◆ WHAT YOU SHOULD DO ◆
List, from the lines below, each one with "Parish" in it.

Stored data
============================================================
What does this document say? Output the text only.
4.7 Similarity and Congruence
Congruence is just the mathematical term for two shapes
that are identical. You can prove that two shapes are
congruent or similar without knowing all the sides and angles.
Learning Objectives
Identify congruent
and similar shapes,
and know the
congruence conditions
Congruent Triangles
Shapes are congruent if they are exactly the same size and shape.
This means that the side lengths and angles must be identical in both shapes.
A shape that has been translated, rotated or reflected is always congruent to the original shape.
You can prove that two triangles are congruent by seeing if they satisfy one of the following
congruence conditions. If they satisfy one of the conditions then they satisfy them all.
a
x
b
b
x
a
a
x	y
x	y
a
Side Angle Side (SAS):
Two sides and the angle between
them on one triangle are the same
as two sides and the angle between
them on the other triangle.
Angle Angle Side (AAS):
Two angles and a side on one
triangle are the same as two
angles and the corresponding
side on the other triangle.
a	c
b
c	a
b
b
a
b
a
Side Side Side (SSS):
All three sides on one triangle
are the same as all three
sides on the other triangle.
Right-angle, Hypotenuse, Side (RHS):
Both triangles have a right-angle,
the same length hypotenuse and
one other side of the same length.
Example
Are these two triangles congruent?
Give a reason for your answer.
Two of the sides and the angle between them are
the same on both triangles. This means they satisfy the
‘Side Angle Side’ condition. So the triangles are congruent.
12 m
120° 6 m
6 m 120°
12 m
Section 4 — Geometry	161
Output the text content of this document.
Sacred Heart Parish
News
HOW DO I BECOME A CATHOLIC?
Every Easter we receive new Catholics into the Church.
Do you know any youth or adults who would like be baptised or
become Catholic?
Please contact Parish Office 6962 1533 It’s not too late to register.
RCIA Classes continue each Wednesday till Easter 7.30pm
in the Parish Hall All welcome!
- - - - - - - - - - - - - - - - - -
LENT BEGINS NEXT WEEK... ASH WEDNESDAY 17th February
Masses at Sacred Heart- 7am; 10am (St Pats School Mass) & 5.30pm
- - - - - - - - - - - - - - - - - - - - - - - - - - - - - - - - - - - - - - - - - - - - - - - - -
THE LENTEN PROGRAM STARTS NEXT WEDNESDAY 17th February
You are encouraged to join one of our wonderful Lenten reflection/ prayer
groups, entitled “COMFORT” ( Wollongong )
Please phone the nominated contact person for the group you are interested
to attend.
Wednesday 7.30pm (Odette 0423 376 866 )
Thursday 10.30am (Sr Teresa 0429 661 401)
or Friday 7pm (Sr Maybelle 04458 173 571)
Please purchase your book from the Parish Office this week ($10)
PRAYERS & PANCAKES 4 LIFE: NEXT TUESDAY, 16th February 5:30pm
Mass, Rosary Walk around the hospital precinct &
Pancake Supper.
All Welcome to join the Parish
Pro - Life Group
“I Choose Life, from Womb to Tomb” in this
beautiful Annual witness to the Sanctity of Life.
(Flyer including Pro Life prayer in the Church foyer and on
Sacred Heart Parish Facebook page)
============================================================
◆ WORKED SOLUTION ◆
Sacred Heart Parish
Please contact Parish Office 6962 1533 It’s not too late to register.
in the Parish Hall All welcome!
Please purchase your book from the Parish Office this week ($10)
All Welcome to join the Parish
Sacred Heart Parish Facebook page)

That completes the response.